[BEGIN]

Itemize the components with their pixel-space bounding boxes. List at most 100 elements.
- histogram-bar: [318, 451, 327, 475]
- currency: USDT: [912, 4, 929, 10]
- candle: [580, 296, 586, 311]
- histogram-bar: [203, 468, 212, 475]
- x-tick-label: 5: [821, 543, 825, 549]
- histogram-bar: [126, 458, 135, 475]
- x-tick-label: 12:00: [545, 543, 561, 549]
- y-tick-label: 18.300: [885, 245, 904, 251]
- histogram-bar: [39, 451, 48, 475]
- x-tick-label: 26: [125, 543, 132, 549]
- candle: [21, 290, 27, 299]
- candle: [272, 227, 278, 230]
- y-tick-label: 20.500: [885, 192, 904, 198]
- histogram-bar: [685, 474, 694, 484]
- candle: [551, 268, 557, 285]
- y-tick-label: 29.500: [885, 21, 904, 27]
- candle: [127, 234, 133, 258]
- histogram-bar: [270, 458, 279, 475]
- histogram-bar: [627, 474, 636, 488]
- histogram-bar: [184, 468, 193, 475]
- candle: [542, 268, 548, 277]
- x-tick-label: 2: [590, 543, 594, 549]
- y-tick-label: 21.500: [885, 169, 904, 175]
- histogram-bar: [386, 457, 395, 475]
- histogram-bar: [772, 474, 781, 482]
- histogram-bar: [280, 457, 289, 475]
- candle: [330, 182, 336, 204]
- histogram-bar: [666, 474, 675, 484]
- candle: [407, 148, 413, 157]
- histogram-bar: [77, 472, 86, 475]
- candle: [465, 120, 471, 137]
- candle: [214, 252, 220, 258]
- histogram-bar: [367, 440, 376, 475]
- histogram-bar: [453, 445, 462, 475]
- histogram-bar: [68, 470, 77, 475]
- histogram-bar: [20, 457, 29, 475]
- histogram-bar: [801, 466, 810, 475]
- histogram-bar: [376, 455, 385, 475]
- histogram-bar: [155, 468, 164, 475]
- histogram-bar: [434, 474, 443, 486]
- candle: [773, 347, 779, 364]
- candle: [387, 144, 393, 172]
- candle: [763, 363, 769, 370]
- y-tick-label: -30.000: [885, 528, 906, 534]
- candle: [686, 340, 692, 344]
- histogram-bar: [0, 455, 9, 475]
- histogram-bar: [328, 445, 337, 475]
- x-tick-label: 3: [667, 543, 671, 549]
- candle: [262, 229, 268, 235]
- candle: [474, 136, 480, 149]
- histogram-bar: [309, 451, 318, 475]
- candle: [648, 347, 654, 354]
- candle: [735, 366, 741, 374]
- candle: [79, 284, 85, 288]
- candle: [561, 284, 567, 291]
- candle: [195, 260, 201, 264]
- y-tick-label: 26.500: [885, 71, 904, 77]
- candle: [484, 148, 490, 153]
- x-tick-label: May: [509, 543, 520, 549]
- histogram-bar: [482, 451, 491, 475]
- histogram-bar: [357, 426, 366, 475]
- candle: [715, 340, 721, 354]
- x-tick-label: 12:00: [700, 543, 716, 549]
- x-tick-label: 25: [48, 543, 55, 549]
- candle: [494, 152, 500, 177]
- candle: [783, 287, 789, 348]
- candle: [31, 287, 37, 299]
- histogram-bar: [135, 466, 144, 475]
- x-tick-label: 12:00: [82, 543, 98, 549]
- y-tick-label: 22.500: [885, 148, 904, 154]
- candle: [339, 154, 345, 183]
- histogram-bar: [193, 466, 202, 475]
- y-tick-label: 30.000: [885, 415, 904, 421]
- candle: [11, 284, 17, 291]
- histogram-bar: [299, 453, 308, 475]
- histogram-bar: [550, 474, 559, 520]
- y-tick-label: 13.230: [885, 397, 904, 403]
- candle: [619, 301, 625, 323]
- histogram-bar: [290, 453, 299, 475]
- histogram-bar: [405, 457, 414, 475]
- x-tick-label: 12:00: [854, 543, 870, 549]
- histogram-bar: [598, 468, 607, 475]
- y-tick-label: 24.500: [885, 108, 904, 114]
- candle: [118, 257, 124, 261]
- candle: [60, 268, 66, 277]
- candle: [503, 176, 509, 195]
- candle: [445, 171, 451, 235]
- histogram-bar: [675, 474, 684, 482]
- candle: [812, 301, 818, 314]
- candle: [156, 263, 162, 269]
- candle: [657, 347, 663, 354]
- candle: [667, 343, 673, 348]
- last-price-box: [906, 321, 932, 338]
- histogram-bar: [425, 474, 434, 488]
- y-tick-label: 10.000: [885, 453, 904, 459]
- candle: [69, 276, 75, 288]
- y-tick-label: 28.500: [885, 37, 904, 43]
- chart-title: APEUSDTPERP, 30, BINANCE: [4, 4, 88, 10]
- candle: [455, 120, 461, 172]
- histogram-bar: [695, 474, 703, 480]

[END]

## [Written task]
Which lines in the records above contain the string "space"? Select each of them.

## [Output for this exercise]
Itemize the components with their pixel-space bounding boxes. List at most 100 elements.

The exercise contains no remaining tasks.